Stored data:

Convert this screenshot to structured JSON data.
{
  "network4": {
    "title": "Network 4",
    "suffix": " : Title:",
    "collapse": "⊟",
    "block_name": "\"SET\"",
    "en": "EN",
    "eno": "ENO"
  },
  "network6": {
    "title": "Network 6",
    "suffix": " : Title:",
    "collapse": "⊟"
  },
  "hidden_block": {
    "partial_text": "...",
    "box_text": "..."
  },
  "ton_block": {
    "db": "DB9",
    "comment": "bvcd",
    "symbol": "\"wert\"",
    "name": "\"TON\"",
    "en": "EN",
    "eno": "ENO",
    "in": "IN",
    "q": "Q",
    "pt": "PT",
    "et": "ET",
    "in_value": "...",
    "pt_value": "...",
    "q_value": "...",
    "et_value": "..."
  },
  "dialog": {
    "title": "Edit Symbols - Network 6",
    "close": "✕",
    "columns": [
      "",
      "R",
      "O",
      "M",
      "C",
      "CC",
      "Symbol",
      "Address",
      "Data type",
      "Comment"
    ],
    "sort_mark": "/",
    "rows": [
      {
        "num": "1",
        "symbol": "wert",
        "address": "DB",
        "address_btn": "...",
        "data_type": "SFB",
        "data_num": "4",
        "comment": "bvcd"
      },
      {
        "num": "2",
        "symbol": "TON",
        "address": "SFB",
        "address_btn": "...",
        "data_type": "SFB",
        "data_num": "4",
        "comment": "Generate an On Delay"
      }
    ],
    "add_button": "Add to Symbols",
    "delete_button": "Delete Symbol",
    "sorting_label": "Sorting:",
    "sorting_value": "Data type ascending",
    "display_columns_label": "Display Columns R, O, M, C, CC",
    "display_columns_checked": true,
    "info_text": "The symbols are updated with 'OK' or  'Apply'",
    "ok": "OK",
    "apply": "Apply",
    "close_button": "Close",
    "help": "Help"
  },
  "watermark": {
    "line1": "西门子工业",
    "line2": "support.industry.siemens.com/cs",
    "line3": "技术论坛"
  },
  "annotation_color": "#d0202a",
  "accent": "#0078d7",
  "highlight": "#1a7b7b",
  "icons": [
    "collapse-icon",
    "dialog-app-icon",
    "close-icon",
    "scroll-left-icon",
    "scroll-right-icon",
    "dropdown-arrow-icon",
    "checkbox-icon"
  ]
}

**Task description:**
Write out the data exactly as it stands.

**Solution to the exercise:**
Convert this screenshot to structured JSON data.
{
  "network4": {
    "title": "Network 4",
    "suffix": " : Title:",
    "collapse": "⊟",
    "block_name": "\"SET\"",
    "en": "EN",
    "eno": "ENO"
  },
  "network6": {
    "title": "Network 6",
    "suffix": " : Title:",
    "collapse": "⊟"
  },
  "hidden_block": {
    "partial_text": "...",
    "box_text": "..."
  },
  "ton_block": {
    "db": "DB9",
    "comment": "bvcd",
    "symbol": "\"wert\"",
    "name": "\"TON\"",
    "en": "EN",
    "eno": "ENO",
    "in": "IN",
    "q": "Q",
    "pt": "PT",
    "et": "ET",
    "in_value": "...",
    "pt_value": "...",
    "q_value": "...",
    "et_value": "..."
  },
  "dialog": {
    "title": "Edit Symbols - Network 6",
    "close": "✕",
    "columns": [
      "",
      "R",
      "O",
      "M",
      "C",
      "CC",
      "Symbol",
      "Address",
      "Data type",
      "Comment"
    ],
    "sort_mark": "/",
    "rows": [
      {
        "num": "1",
        "symbol": "wert",
        "address": "DB",
        "address_btn": "...",
        "data_type": "SFB",
        "data_num": "4",
        "comment": "bvcd"
      },
      {
        "num": "2",
        "symbol": "TON",
        "address": "SFB",
        "address_btn": "...",
        "data_type": "SFB",
        "data_num": "4",
        "comment": "Generate an On Delay"
      }
    ],
    "add_button": "Add to Symbols",
    "delete_button": "Delete Symbol",
    "sorting_label": "Sorting:",
    "sorting_value": "Data type ascending",
    "display_columns_label": "Display Columns R, O, M, C, CC",
    "display_columns_checked": true,
    "info_text": "The symbols are updated with 'OK' or  'Apply'",
    "ok": "OK",
    "apply": "Apply",
    "close_button": "Close",
    "help": "Help"
  },
  "watermark": {
    "line1": "西门子工业",
    "line2": "support.industry.siemens.com/cs",
    "line3": "技术论坛"
  },
  "annotation_color": "#d0202a",
  "accent": "#0078d7",
  "highlight": "#1a7b7b",
  "icons": [
    "collapse-icon",
    "dialog-app-icon",
    "close-icon",
    "scroll-left-icon",
    "scroll-right-icon",
    "dropdown-arrow-icon",
    "checkbox-icon"
  ]
}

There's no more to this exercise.